Task prompt ->
Return the records, each one exactly as written.

Entries supplied ->
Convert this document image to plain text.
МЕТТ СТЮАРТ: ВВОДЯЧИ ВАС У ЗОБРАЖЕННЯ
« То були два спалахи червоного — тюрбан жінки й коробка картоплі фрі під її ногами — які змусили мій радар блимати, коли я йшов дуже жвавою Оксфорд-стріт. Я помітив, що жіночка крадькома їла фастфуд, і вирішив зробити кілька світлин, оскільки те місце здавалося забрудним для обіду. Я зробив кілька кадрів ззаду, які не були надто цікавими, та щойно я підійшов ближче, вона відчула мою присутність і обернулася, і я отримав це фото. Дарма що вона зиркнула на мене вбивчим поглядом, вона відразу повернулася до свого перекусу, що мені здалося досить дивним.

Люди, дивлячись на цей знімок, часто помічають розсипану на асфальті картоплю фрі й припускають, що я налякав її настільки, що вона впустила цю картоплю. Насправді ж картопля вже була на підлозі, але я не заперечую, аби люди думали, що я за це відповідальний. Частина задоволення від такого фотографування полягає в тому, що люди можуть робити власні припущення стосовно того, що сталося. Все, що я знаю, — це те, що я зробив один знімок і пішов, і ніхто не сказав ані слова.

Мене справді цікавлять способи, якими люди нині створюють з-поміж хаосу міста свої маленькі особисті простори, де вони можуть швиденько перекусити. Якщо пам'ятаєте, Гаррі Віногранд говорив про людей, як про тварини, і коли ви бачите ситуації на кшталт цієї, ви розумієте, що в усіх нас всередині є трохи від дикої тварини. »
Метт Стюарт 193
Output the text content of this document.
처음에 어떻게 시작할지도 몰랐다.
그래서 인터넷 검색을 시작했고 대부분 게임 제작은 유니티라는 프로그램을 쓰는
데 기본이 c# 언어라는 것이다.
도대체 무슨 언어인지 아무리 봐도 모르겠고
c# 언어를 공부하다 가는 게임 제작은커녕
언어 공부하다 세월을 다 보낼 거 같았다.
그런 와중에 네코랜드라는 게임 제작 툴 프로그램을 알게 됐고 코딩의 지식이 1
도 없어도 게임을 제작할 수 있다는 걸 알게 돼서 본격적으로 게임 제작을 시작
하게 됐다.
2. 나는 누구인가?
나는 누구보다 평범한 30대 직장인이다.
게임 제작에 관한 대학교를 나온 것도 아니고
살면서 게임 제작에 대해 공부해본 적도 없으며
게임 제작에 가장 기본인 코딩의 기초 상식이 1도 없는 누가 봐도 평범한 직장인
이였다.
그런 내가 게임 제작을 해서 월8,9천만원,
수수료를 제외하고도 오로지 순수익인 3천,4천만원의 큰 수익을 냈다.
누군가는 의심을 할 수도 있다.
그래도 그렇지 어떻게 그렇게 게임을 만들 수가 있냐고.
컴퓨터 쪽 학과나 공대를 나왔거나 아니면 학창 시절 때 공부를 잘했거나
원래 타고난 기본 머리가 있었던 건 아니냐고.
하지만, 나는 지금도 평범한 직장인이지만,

Output for this exercise ->
Convert this document image to plain text.
МЕТТ СТЮАРТ: ВВОДЯЧИ ВАС У ЗОБРАЖЕННЯ
« То були два спалахи червоного — тюрбан жінки й коробка картоплі фрі під її ногами — які змусили мій радар блимати, коли я йшов дуже жвавою Оксфорд-стріт. Я помітив, що жіночка крадькома їла фастфуд, і вирішив зробити кілька світлин, оскільки те місце здавалося забрудним для обіду. Я зробив кілька кадрів ззаду, які не були надто цікавими, та щойно я підійшов ближче, вона відчула мою присутність і обернулася, і я отримав це фото. Дарма що вона зиркнула на мене вбивчим поглядом, вона відразу повернулася до свого перекусу, що мені здалося досить дивним.

Люди, дивлячись на цей знімок, часто помічають розсипану на асфальті картоплю фрі й припускають, що я налякав її настільки, що вона впустила цю картоплю. Насправді ж картопля вже була на підлозі, але я не заперечую, аби люди думали, що я за це відповідальний. Частина задоволення від такого фотографування полягає в тому, що люди можуть робити власні припущення стосовно того, що сталося. Все, що я знаю, — це те, що я зробив один знімок і пішов, і ніхто не сказав ані слова.

Мене справді цікавлять способи, якими люди нині створюють з-поміж хаосу міста свої маленькі особисті простори, де вони можуть швиденько перекусити. Якщо пам'ятаєте, Гаррі Віногранд говорив про людей, як про тварини, і коли ви бачите ситуації на кшталт цієї, ви розумієте, що в усіх нас всередині є трохи від дикої тварини. »
Метт Стюарт 193
Output the text content of this document.
처음에 어떻게 시작할지도 몰랐다.
그래서 인터넷 검색을 시작했고 대부분 게임 제작은 유니티라는 프로그램을 쓰는
데 기본이 c# 언어라는 것이다.
도대체 무슨 언어인지 아무리 봐도 모르겠고
c# 언어를 공부하다 가는 게임 제작은커녕
언어 공부하다 세월을 다 보낼 거 같았다.
그런 와중에 네코랜드라는 게임 제작 툴 프로그램을 알게 됐고 코딩의 지식이 1
도 없어도 게임을 제작할 수 있다는 걸 알게 돼서 본격적으로 게임 제작을 시작
하게 됐다.
2. 나는 누구인가?
나는 누구보다 평범한 30대 직장인이다.
게임 제작에 관한 대학교를 나온 것도 아니고
살면서 게임 제작에 대해 공부해본 적도 없으며
게임 제작에 가장 기본인 코딩의 기초 상식이 1도 없는 누가 봐도 평범한 직장인
이였다.
그런 내가 게임 제작을 해서 월8,9천만원,
수수료를 제외하고도 오로지 순수익인 3천,4천만원의 큰 수익을 냈다.
누군가는 의심을 할 수도 있다.
그래도 그렇지 어떻게 그렇게 게임을 만들 수가 있냐고.
컴퓨터 쪽 학과나 공대를 나왔거나 아니면 학창 시절 때 공부를 잘했거나
원래 타고난 기본 머리가 있었던 건 아니냐고.
하지만, 나는 지금도 평범한 직장인이지만,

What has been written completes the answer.